_GOAL_: Examine the material below. Gather every line in which the string "ενεργηθεισών" appears.
++++++++++
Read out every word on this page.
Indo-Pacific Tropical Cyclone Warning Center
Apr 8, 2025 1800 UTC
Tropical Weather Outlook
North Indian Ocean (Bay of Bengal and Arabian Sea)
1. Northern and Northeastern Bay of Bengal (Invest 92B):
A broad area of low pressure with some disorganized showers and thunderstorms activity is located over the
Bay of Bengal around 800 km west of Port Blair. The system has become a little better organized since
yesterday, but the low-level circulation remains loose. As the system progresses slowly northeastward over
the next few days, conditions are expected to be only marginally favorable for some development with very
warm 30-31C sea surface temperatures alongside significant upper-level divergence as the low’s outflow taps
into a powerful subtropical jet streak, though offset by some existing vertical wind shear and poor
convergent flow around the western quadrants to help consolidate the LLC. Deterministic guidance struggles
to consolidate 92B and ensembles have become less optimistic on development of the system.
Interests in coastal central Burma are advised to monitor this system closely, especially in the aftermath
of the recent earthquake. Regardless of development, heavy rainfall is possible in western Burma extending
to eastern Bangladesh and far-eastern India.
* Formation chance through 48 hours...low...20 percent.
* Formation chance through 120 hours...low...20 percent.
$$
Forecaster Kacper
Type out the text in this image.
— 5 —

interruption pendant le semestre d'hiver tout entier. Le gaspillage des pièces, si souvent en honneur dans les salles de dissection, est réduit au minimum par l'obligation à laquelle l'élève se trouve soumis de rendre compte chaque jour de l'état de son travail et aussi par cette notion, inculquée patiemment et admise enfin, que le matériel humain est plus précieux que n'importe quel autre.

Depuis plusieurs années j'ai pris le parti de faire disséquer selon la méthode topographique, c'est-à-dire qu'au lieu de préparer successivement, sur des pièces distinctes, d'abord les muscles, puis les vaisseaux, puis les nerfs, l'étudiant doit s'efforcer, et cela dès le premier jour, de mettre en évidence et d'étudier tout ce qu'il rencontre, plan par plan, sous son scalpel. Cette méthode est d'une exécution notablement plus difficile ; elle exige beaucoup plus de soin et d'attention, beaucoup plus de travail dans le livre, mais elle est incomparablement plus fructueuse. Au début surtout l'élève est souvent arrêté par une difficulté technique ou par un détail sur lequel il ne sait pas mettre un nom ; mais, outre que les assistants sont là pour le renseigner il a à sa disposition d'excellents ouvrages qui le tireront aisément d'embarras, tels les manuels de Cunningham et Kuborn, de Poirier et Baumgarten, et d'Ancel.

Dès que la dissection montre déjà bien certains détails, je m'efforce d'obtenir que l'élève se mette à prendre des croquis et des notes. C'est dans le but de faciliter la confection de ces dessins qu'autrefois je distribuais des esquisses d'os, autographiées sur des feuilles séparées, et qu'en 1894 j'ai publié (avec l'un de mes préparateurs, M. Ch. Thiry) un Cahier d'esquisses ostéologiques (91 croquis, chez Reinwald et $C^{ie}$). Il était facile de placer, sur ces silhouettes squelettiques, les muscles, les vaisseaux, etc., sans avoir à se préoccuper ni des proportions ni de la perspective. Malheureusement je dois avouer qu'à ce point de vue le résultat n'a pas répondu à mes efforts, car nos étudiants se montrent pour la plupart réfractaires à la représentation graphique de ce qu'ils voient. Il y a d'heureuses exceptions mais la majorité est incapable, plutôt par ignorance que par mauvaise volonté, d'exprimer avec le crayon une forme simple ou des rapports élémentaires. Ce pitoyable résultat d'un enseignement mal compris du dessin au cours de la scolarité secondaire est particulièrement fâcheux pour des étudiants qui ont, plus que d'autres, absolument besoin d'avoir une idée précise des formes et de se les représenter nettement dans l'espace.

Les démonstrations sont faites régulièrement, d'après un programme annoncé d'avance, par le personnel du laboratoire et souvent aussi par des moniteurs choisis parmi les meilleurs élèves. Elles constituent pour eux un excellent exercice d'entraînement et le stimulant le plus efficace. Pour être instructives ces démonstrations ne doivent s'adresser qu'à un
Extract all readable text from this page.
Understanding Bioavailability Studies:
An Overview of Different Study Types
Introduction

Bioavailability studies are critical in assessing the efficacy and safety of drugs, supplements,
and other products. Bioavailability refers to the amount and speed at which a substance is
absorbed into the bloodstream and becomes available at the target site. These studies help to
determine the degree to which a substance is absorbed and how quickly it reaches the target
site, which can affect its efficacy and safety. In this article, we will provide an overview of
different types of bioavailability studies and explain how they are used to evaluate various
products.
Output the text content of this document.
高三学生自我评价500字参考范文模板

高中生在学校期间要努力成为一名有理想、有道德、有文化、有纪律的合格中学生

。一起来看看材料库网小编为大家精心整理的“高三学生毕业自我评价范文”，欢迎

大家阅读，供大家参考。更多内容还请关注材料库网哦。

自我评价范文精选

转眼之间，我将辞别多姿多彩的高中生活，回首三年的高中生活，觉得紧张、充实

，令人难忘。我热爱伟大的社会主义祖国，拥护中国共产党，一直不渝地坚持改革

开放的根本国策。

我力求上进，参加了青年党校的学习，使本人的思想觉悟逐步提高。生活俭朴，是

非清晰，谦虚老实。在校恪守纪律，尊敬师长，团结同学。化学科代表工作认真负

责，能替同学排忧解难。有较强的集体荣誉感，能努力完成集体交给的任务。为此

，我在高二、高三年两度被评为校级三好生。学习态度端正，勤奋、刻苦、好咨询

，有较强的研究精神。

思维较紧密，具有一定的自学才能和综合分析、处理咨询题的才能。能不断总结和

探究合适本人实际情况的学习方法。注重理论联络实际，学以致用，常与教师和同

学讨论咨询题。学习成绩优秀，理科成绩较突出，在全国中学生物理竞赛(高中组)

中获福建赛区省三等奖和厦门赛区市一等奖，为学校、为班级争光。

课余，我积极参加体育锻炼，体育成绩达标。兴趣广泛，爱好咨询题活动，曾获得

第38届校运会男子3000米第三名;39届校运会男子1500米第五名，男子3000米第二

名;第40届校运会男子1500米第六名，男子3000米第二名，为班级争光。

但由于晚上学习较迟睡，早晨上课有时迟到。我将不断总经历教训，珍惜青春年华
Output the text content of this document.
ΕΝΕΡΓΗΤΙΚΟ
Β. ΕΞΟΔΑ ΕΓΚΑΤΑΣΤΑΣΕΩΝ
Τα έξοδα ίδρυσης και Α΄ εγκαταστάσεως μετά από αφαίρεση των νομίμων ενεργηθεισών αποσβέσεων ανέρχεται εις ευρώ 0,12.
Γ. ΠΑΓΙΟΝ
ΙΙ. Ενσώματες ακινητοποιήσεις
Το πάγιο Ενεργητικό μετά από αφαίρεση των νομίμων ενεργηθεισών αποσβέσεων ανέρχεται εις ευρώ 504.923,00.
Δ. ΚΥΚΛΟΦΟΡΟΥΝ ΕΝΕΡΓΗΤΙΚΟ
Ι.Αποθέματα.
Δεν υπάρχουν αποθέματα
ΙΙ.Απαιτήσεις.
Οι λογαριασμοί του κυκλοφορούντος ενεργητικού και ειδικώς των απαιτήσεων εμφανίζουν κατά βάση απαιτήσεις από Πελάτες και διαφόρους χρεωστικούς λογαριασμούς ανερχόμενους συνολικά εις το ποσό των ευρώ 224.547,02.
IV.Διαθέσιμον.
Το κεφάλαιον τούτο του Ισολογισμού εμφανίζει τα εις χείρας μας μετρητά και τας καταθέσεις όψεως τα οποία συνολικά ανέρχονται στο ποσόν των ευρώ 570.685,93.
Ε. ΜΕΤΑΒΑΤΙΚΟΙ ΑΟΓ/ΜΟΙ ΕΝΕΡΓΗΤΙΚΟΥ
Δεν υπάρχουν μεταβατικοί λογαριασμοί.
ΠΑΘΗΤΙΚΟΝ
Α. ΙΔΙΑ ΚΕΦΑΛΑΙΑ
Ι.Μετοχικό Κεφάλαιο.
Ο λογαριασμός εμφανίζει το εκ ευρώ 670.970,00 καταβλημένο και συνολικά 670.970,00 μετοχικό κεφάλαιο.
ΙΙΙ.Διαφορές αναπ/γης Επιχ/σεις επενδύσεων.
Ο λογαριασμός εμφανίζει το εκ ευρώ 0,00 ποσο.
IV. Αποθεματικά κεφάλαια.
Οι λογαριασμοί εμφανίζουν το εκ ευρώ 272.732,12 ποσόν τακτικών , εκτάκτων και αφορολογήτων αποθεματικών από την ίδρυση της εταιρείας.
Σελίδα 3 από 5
++++++++++
_PROBLEM SOLUTION_:
Τα έξοδα ίδρυσης και Α΄ εγκαταστάσεως μετά από αφαίρεση των νομίμων ενεργηθεισών αποσβέσεων ανέρχεται εις ευρώ 0,12.
Το πάγιο Ενεργητικό μετά από αφαίρεση των νομίμων ενεργηθεισών αποσβέσεων ανέρχεται εις ευρώ 504.923,00.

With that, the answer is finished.